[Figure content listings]
==================================================

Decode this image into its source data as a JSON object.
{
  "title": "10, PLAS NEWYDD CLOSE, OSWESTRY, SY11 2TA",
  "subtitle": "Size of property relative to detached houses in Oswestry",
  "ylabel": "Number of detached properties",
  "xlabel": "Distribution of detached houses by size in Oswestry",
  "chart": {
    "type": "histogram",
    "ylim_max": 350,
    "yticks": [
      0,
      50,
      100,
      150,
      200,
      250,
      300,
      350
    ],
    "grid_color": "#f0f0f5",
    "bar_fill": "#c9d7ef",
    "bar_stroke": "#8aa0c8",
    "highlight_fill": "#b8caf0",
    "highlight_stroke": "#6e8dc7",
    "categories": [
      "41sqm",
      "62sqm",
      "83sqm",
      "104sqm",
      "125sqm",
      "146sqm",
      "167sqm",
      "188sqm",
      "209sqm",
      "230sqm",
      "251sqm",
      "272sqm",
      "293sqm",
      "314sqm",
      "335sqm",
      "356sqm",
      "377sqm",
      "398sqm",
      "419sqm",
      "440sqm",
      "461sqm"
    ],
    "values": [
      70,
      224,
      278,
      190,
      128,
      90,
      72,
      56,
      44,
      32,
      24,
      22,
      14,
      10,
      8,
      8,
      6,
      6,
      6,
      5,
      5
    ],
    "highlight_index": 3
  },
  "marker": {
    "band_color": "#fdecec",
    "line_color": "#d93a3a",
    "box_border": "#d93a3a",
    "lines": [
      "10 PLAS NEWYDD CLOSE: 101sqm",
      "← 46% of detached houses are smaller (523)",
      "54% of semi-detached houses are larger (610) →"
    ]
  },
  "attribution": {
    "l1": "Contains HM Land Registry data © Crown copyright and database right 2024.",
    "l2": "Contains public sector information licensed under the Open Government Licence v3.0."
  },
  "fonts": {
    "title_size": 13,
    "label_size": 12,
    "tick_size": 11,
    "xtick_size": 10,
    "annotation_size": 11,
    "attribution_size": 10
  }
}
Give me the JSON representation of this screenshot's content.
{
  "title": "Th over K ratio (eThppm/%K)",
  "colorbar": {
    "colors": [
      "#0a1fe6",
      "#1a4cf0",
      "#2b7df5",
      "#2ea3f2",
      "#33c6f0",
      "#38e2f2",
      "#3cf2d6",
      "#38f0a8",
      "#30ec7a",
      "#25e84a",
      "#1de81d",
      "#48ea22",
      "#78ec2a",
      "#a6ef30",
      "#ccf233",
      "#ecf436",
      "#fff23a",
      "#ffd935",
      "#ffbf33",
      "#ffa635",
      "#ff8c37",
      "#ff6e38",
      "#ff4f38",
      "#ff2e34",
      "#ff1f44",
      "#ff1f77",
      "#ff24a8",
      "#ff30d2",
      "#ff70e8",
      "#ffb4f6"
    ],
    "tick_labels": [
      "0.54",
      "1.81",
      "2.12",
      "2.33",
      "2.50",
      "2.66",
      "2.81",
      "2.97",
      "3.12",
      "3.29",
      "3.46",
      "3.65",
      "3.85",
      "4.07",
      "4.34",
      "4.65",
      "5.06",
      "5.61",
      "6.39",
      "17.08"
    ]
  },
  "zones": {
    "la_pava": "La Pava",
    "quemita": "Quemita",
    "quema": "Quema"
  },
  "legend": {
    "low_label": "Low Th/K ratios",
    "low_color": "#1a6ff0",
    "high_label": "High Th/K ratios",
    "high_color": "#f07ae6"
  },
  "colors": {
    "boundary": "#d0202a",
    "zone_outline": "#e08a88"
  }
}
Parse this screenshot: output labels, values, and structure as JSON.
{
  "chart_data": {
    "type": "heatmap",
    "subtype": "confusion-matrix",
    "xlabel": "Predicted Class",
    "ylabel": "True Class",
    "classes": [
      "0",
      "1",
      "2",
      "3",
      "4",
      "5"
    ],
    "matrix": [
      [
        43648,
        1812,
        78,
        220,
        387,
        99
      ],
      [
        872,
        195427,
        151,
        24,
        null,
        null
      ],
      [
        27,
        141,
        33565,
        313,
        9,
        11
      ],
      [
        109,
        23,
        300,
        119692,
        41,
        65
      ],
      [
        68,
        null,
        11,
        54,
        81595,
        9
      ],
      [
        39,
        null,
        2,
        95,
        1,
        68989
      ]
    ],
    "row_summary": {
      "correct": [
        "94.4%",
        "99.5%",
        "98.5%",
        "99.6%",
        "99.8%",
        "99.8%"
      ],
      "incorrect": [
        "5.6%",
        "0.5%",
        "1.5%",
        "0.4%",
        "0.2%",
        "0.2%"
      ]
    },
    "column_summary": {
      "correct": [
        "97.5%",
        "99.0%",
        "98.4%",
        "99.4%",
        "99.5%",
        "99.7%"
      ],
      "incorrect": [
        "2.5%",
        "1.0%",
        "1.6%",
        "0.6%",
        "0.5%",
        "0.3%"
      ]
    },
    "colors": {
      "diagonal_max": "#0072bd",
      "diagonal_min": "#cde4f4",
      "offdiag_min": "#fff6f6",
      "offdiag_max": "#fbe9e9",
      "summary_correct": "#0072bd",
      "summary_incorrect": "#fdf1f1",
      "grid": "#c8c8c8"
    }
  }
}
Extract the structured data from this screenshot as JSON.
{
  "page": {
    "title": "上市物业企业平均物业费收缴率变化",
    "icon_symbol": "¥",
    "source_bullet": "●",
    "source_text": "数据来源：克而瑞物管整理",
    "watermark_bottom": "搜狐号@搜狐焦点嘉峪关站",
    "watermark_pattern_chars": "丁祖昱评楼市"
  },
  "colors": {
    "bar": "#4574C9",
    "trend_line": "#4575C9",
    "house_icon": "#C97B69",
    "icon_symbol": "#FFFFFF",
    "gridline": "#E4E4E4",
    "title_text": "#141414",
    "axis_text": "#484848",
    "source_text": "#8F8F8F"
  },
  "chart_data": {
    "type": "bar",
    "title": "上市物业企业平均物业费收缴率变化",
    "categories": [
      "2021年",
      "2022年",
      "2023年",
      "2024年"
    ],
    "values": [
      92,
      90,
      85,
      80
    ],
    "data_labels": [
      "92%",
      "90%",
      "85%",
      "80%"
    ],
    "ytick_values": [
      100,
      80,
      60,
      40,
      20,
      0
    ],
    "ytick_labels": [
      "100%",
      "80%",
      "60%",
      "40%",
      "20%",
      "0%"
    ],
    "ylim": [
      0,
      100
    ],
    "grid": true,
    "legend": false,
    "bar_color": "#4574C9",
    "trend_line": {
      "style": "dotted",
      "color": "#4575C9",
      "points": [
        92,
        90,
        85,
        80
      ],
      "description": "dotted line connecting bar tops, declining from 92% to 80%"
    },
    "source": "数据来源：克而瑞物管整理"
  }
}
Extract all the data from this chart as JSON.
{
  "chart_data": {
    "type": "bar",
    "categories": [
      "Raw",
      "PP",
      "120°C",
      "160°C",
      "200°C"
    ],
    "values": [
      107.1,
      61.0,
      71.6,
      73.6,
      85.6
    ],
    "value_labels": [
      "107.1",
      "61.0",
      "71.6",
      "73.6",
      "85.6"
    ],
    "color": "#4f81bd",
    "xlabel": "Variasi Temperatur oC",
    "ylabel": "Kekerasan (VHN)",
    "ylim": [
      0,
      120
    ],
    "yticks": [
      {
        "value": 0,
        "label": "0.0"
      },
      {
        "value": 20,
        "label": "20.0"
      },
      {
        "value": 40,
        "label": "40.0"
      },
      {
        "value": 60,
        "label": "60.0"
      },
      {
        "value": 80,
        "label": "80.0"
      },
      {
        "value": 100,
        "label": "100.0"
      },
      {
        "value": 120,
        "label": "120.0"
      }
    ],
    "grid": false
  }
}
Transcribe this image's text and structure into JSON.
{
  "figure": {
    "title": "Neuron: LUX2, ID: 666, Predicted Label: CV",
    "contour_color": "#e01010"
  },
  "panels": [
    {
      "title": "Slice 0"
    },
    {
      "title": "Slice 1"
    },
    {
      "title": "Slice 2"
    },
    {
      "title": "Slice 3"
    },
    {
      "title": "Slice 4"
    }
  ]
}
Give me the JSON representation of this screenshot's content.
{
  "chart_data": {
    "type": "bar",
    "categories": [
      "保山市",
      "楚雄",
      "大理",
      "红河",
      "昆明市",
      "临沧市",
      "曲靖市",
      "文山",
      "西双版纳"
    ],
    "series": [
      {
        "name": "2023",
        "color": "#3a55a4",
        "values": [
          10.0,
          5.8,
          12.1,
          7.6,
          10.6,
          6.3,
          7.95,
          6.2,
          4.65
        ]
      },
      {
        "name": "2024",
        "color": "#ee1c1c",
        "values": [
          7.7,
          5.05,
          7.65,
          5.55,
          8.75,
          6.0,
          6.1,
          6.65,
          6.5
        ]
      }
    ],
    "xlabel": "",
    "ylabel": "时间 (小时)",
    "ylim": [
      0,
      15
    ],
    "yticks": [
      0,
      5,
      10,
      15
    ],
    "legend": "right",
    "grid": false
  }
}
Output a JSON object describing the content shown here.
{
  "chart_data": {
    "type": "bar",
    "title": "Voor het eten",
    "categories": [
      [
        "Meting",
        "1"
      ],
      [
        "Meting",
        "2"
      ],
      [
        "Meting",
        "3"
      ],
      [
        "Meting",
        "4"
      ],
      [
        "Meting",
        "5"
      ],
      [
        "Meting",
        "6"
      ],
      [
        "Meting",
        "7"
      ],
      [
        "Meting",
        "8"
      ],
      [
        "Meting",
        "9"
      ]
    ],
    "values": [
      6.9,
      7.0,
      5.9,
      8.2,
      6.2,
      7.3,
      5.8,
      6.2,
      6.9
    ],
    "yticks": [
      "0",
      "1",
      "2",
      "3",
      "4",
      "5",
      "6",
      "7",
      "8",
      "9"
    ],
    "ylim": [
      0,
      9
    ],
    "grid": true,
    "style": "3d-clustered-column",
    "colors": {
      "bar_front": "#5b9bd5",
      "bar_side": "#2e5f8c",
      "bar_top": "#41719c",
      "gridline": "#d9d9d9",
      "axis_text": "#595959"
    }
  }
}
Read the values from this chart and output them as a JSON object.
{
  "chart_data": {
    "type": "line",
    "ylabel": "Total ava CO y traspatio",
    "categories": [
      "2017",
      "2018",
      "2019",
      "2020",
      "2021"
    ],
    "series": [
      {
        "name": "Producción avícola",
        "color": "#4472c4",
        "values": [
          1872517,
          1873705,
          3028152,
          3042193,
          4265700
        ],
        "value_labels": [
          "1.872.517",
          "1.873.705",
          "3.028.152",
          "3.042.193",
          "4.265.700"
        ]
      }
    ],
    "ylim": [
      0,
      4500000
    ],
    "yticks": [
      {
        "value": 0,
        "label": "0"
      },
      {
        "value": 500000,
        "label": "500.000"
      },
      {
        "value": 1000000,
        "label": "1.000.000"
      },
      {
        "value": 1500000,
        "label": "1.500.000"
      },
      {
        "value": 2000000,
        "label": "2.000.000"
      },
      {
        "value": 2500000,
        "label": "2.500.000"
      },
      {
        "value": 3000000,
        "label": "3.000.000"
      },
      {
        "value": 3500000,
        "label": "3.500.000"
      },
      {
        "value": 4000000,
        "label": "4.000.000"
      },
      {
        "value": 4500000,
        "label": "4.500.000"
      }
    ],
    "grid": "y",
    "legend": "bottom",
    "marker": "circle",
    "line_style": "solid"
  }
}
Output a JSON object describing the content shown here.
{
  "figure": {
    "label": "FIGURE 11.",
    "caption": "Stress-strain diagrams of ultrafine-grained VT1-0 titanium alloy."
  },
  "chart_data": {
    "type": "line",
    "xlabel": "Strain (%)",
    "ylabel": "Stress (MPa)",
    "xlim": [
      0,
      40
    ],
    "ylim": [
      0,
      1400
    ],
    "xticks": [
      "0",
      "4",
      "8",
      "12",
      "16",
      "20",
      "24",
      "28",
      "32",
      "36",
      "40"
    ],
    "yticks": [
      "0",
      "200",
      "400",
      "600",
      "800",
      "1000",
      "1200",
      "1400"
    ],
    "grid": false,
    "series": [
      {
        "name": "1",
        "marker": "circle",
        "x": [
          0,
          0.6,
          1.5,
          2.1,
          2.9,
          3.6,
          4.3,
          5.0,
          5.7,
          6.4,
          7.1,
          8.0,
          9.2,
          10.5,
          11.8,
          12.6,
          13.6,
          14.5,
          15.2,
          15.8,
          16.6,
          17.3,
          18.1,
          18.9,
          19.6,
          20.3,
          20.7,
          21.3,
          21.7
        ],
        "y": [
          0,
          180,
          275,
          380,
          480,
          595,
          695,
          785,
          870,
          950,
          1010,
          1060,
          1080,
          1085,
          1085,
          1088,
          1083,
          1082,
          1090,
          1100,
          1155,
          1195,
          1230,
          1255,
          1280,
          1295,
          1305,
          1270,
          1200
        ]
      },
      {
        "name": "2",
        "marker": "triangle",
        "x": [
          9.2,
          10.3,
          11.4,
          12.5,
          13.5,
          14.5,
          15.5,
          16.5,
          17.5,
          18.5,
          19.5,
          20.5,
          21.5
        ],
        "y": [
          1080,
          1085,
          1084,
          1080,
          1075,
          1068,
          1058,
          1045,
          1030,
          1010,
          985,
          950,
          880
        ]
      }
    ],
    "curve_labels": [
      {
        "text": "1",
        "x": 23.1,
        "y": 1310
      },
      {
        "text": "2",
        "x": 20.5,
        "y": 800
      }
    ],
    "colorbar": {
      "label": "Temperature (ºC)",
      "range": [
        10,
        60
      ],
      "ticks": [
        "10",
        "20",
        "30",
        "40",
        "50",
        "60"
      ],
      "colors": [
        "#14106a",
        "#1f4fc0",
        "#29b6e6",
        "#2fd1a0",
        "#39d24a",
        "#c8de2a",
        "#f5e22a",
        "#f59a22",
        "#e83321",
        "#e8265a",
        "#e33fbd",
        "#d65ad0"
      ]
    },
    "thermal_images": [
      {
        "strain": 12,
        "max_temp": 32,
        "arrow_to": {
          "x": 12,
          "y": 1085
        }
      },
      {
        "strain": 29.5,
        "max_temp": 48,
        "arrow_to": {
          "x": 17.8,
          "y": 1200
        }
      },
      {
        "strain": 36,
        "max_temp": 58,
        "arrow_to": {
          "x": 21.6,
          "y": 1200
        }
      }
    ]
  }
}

==================================================

◆ **WHAT THE EXERCISE ASKS**: Find each line holding the word "object" and copy it.

◆ **THE RESPONSE**:
Decode this image into its source data as a JSON object.
Output a JSON object describing the content shown here.
Read the values from this chart and output them as a JSON object.
Output a JSON object describing the content shown here.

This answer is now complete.